* **Stated exercise**:
Select all lines holding the word "перемычка" from the entries that follow.

* **Data supplied**:
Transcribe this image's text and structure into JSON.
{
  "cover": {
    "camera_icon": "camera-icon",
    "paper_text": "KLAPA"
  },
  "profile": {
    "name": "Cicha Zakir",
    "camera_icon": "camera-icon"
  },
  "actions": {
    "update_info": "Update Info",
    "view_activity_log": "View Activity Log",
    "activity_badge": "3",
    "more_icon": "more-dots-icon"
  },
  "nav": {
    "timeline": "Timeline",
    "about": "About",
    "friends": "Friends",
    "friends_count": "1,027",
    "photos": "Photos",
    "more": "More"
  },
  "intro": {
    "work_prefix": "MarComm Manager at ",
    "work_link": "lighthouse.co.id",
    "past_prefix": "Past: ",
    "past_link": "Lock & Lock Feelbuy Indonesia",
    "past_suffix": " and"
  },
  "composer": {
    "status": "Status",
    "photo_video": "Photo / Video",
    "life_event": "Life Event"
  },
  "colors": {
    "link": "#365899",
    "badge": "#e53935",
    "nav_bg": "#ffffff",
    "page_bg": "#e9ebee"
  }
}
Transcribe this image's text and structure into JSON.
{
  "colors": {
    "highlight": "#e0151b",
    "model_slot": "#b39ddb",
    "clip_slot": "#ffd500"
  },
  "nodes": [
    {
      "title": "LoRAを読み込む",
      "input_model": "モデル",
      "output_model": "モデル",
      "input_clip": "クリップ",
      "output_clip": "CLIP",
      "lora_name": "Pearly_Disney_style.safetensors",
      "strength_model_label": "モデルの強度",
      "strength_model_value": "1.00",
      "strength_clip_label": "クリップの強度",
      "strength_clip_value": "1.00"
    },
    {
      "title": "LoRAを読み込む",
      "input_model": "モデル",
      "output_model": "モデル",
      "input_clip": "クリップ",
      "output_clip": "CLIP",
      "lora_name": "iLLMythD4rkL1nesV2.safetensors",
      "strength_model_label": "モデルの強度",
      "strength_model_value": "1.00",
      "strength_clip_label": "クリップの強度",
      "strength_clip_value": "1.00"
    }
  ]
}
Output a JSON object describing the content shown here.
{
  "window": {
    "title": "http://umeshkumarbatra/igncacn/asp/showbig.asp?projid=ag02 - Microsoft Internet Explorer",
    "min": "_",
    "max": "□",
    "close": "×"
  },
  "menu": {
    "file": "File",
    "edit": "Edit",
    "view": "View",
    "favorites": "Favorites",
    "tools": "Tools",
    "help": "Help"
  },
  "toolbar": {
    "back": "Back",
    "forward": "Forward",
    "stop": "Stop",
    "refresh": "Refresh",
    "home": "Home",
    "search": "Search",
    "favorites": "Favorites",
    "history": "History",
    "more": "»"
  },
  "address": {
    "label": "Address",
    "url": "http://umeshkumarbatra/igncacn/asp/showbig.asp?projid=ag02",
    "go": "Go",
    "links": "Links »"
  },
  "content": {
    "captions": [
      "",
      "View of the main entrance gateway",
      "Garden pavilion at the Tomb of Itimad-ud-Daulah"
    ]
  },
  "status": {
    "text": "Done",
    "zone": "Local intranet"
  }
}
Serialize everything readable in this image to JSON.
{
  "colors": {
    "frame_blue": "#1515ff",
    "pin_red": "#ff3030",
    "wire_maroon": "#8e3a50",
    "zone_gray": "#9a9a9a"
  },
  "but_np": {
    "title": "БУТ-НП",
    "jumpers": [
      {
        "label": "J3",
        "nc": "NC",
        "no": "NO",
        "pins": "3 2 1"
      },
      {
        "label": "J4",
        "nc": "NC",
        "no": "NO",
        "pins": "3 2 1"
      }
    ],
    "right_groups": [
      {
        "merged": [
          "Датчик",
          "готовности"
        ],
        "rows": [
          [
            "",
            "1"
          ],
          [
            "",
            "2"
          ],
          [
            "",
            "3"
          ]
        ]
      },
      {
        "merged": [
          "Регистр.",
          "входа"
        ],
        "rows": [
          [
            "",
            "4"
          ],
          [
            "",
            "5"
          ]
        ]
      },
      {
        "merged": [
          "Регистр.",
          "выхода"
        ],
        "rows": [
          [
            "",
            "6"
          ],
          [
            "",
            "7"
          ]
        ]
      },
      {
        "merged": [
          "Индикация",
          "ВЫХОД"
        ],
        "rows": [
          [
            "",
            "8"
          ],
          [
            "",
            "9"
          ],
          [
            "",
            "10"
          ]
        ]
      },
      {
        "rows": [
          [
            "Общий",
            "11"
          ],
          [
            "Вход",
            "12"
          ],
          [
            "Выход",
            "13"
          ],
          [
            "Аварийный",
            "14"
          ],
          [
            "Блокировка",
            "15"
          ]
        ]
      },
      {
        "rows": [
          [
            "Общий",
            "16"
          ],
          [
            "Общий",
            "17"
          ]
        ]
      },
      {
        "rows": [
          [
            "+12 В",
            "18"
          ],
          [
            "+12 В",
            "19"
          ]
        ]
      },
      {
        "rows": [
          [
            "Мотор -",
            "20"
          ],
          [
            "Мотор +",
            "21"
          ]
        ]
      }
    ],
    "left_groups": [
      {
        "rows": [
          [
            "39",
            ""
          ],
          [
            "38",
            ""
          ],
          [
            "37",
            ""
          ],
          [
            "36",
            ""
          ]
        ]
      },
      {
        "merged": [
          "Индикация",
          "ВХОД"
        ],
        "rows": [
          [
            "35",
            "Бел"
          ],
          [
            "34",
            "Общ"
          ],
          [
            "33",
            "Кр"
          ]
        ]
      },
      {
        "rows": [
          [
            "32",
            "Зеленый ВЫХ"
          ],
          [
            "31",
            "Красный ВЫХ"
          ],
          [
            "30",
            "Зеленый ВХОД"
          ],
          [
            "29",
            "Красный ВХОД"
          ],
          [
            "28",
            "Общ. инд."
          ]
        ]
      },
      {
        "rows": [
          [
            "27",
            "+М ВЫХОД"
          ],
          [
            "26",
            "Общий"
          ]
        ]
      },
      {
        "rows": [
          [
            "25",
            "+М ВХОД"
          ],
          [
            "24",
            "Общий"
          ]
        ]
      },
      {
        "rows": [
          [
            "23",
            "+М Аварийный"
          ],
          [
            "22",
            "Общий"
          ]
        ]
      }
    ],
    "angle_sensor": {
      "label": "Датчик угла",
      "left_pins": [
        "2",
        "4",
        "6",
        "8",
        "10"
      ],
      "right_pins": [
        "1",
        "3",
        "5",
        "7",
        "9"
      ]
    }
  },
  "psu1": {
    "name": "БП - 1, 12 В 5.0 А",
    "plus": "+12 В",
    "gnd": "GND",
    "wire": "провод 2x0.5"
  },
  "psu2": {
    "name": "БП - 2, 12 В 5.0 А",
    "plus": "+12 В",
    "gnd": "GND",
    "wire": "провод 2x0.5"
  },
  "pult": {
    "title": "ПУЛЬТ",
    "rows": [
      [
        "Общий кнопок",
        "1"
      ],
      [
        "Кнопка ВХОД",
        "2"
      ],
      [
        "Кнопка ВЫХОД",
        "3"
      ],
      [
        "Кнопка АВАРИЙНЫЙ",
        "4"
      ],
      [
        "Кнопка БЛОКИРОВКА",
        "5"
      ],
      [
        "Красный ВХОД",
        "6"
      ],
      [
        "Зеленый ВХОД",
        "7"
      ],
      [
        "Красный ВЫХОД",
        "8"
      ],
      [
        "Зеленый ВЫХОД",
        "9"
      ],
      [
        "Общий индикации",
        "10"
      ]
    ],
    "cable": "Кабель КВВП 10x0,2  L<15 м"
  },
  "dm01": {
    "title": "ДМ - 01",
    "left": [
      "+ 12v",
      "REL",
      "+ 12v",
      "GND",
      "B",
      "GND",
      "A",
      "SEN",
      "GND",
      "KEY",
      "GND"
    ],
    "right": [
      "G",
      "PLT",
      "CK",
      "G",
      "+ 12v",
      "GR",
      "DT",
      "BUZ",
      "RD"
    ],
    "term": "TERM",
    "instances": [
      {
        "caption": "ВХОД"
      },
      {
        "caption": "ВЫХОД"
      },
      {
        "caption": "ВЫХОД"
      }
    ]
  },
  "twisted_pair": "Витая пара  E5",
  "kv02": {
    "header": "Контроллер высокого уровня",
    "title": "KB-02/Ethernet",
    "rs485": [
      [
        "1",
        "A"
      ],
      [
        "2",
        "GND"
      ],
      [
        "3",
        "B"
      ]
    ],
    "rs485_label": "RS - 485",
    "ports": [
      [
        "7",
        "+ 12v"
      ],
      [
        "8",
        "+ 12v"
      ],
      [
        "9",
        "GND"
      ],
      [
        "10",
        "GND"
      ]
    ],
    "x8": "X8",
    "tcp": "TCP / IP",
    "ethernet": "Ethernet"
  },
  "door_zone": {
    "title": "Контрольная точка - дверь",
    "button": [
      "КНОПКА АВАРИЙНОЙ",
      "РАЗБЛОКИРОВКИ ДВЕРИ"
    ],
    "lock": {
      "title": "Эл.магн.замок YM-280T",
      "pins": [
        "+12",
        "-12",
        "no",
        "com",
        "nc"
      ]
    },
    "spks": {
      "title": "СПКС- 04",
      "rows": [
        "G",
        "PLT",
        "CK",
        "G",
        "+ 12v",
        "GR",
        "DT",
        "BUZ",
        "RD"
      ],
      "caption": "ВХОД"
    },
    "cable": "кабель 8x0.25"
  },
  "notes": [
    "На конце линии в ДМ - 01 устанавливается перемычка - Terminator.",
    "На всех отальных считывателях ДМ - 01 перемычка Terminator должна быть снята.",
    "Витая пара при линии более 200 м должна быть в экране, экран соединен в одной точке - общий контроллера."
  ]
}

* **Task result**:
    "На конце линии в ДМ - 01 устанавливается перемычка - Terminator.",
    "На всех отальных считывателях ДМ - 01 перемычка Terminator должна быть снята.",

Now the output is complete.